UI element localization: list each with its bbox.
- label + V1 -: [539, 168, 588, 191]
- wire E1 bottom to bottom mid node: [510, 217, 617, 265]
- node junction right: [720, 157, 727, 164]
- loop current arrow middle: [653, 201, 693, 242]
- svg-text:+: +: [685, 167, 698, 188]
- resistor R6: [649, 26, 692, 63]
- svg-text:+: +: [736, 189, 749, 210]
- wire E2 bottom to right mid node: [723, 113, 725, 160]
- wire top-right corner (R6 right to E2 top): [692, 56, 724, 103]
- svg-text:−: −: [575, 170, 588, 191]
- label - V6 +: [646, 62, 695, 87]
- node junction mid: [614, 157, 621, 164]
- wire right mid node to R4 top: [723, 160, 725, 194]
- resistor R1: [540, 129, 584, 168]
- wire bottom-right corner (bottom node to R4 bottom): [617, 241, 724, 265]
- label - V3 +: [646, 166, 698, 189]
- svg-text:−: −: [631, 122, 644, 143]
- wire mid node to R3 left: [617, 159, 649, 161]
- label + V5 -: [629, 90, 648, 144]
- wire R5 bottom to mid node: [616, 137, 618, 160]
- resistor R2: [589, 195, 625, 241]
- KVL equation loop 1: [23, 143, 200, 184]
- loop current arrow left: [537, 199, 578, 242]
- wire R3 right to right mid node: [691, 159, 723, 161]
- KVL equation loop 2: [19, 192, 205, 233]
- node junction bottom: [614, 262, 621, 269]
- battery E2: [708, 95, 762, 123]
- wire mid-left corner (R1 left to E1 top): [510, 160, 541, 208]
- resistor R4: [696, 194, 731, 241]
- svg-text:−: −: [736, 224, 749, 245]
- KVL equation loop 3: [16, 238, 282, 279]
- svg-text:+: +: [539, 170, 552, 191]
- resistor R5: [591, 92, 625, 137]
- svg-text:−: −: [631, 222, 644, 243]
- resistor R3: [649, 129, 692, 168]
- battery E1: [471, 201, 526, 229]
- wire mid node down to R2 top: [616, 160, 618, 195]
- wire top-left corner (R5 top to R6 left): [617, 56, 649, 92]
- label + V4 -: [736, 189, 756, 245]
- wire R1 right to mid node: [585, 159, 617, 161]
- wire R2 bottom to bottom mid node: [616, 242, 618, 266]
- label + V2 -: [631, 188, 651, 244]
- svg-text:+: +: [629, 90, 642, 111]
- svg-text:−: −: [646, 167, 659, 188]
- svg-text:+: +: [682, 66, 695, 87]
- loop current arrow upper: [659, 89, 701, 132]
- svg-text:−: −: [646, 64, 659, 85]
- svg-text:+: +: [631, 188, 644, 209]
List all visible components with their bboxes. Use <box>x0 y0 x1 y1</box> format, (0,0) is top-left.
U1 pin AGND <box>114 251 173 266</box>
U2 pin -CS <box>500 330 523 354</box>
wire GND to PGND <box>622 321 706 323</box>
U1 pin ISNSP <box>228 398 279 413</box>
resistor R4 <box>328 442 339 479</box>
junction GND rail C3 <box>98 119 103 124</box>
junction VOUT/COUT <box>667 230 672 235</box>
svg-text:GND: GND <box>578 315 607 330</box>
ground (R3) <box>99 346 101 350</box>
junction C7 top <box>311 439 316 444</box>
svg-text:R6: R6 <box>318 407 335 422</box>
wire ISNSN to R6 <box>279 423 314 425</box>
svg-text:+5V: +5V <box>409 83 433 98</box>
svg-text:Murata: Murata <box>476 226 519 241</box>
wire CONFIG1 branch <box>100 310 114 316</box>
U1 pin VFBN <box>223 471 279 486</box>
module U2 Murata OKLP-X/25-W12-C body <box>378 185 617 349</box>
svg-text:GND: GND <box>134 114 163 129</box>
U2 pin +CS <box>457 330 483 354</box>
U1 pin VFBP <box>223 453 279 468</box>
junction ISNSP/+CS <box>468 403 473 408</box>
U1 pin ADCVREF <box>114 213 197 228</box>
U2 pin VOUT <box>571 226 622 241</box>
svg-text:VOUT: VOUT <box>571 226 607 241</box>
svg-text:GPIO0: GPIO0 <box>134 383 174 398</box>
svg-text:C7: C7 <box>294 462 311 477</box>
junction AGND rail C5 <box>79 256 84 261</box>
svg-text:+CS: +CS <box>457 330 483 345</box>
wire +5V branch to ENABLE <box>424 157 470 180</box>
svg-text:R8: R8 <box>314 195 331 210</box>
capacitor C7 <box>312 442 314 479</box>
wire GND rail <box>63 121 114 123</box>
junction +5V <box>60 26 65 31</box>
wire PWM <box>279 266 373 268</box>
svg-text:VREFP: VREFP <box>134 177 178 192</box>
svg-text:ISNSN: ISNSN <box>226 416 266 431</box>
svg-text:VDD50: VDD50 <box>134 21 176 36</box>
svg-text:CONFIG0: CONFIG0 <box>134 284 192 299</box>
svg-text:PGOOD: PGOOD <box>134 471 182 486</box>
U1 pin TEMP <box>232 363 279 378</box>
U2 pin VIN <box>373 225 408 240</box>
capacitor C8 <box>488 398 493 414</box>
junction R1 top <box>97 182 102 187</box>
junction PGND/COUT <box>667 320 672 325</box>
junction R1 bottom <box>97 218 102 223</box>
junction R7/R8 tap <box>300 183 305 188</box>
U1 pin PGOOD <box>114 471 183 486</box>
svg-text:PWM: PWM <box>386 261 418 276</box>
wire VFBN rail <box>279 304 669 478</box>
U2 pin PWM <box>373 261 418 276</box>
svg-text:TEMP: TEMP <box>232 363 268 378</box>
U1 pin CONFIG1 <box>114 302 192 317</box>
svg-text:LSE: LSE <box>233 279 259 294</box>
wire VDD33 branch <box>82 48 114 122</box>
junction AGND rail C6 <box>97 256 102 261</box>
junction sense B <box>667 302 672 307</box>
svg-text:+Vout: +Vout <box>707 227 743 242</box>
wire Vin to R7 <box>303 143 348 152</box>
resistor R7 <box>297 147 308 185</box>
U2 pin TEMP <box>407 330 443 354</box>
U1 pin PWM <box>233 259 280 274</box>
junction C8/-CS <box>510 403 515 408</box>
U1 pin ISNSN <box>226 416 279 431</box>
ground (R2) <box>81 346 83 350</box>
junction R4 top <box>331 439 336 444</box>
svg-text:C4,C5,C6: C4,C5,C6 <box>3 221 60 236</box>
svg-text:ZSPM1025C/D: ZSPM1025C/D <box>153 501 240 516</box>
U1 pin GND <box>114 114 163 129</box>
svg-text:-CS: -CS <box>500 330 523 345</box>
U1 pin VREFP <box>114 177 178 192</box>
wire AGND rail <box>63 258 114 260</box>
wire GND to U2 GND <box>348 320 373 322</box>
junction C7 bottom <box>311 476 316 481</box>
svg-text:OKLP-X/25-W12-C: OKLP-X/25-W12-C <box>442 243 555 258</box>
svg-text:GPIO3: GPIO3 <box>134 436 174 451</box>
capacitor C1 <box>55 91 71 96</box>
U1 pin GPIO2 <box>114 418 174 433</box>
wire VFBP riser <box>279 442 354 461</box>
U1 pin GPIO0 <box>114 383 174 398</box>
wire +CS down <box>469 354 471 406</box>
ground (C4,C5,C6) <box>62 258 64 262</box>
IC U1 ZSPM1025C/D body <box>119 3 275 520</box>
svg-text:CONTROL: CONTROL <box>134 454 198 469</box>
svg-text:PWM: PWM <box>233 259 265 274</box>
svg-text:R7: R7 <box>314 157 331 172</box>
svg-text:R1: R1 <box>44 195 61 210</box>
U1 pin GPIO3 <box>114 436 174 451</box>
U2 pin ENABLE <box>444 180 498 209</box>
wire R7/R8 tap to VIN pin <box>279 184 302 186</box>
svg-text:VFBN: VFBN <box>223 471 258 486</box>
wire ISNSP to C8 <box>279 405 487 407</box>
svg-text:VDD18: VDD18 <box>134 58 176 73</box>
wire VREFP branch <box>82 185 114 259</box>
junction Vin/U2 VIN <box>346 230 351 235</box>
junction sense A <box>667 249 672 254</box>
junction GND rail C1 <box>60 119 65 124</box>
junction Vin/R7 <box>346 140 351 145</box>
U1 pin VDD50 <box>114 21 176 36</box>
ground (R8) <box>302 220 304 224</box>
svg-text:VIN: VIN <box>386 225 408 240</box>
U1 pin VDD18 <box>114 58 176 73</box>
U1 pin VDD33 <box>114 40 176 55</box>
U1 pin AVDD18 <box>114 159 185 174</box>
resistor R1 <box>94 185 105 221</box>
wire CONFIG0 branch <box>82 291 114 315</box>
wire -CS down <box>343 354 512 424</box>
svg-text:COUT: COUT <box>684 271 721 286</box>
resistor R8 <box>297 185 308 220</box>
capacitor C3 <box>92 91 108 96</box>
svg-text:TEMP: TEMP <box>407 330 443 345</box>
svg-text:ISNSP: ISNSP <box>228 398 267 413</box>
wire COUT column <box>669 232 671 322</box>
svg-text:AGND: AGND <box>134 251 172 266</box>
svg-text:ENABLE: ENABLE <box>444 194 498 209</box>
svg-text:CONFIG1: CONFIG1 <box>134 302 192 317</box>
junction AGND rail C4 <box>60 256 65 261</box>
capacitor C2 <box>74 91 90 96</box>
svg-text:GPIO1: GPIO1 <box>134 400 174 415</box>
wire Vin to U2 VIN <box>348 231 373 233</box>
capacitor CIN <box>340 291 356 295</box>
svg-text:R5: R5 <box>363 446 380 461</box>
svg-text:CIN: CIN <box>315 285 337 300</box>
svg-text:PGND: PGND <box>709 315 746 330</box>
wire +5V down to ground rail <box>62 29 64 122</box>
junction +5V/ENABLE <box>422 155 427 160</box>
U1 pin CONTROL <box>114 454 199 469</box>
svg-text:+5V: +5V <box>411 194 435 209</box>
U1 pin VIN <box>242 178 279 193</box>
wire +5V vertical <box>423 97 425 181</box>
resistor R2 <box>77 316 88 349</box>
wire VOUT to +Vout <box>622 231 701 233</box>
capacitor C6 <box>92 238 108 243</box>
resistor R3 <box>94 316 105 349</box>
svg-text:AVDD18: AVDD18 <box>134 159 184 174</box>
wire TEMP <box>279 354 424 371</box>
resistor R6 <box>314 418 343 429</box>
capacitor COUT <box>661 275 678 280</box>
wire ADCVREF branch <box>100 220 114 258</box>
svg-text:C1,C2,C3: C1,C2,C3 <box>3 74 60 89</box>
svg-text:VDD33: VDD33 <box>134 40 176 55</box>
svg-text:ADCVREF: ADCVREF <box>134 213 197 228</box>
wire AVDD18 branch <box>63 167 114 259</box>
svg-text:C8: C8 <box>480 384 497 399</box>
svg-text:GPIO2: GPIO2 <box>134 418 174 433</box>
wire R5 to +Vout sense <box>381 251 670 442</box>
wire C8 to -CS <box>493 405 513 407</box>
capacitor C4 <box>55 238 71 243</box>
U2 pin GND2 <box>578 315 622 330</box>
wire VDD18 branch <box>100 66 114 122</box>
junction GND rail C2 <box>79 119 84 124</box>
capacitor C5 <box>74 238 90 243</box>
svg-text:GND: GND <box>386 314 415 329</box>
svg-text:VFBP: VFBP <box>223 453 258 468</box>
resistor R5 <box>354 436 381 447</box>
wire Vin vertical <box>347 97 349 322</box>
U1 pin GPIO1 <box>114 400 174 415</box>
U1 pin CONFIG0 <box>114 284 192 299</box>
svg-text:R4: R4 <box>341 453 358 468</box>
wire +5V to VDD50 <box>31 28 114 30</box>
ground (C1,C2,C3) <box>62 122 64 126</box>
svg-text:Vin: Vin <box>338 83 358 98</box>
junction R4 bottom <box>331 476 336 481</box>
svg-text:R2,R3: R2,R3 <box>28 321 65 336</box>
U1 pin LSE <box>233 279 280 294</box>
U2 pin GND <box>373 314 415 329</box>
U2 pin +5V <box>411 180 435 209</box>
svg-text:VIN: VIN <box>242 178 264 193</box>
········
- **To do**
Format the lines from the start of the entries through the line containing "- wire top-right", inclusive, as a Markdown table. Use the columns Row and Text, and omit any blank lines.

- **Result**
| Row | Text |
|---|---|
| 1 | UI element localization: list each with its bbox. |
| 2 | - label + V1 -: [539, 168, 588, 191] |
| 3 | - wire E1 bottom to bottom mid node: [510, 217, 617, 265] |
| 4 | - node junction right: [720, 157, 727, 164] |
| 5 | - loop current arrow middle: [653, 201, 693, 242] |
| 6 | - svg-text:+: +: [685, 167, 698, 188] |
| 7 | - resistor R6: [649, 26, 692, 63] |
| 8 | - svg-text:+: +: [736, 189, 749, 210] |
| 9 | - wire E2 bottom to right mid node: [723, 113, 725, 160] |
| 10 | - wire top-right corner (R6 right to E2 top): [692, 56, 724, 103] |